_DATASET_.
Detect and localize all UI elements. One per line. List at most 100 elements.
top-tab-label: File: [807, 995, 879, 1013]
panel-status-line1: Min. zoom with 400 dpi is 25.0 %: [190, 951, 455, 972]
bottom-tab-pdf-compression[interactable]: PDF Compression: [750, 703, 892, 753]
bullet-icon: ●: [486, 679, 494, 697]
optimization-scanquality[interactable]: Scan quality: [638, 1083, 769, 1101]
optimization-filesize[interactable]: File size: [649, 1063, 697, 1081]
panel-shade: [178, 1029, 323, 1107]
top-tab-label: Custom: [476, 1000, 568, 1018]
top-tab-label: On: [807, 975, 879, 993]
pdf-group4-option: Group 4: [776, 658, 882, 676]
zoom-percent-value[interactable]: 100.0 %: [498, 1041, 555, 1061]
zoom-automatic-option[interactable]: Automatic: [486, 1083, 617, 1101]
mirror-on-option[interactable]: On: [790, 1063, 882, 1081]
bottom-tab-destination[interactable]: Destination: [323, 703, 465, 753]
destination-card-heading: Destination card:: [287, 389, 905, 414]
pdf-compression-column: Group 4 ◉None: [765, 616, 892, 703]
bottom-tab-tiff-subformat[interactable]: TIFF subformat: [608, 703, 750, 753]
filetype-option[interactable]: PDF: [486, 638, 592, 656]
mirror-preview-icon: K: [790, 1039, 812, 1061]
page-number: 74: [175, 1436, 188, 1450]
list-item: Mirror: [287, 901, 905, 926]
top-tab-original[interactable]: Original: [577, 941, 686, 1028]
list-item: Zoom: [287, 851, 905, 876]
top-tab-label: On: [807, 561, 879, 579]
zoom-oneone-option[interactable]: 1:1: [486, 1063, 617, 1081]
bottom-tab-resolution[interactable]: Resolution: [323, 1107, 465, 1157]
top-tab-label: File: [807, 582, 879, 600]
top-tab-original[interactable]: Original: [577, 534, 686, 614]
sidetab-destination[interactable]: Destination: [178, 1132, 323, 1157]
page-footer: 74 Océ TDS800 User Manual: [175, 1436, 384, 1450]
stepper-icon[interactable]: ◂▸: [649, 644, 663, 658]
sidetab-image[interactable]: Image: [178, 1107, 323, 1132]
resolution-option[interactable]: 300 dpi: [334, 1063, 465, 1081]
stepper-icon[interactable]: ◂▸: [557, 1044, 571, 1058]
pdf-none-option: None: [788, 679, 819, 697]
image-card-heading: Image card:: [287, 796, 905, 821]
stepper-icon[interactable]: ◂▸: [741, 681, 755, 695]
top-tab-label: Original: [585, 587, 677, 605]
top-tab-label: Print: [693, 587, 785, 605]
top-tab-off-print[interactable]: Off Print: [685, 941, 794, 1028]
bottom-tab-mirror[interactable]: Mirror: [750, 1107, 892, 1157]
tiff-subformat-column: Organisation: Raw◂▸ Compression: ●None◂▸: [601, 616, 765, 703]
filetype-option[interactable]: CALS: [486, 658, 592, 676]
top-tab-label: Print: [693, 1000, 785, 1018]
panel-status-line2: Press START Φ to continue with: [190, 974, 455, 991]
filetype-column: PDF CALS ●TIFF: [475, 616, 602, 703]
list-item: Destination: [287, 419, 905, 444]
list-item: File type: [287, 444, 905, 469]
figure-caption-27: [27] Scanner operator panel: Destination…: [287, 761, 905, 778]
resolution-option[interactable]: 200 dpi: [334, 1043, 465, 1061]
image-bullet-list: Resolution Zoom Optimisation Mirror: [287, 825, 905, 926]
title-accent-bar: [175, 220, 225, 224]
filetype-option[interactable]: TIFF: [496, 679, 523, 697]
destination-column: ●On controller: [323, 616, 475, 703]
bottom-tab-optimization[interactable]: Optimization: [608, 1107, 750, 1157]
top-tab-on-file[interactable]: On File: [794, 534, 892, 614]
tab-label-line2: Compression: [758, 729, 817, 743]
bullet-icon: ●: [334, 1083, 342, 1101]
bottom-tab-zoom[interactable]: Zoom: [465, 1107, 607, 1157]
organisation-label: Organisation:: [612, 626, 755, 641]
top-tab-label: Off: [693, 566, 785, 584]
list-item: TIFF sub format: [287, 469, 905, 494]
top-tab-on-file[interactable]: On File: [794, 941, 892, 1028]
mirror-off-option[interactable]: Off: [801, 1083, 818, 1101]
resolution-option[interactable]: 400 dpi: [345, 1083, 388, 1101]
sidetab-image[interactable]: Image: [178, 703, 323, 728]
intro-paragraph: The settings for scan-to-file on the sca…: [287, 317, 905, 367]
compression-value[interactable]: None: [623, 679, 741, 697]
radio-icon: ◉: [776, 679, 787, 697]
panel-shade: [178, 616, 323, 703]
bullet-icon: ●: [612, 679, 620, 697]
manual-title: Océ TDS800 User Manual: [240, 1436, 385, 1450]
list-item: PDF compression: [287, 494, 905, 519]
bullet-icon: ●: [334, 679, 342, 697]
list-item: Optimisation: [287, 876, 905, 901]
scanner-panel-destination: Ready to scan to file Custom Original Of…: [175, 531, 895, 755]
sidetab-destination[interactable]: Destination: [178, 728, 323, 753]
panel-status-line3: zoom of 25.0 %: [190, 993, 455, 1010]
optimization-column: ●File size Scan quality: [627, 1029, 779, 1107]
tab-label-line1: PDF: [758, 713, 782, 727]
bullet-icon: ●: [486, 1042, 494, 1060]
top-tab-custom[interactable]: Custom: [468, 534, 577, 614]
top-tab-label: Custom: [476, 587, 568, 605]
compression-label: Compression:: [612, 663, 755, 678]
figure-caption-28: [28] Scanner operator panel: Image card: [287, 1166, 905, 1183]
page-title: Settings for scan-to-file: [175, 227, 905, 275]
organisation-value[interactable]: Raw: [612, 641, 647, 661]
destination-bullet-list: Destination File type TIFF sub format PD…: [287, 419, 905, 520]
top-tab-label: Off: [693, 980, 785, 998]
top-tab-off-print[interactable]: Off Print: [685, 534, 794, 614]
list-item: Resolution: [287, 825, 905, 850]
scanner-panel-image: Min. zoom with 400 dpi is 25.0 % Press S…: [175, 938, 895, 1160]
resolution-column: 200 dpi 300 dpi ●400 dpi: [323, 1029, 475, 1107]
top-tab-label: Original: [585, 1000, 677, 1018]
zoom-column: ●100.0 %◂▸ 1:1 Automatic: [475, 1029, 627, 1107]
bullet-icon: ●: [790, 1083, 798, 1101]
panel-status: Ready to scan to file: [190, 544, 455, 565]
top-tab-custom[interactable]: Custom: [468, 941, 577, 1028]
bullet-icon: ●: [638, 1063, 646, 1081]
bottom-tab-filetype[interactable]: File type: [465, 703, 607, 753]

_SET EXERCISE_. Write out the data above, starting from its first line and ending after the line that contains "panel-shade: [178, 1029, 323, 1107]".

_OUTPUT FOR THIS EXERCISE_.
Detect and localize all UI elements. One per line. List at most 100 elements.
top-tab-label: File: [807, 995, 879, 1013]
panel-status-line1: Min. zoom with 400 dpi is 25.0 %: [190, 951, 455, 972]
bottom-tab-pdf-compression[interactable]: PDF Compression: [750, 703, 892, 753]
bullet-icon: ●: [486, 679, 494, 697]
optimization-scanquality[interactable]: Scan quality: [638, 1083, 769, 1101]
optimization-filesize[interactable]: File size: [649, 1063, 697, 1081]
panel-shade: [178, 1029, 323, 1107]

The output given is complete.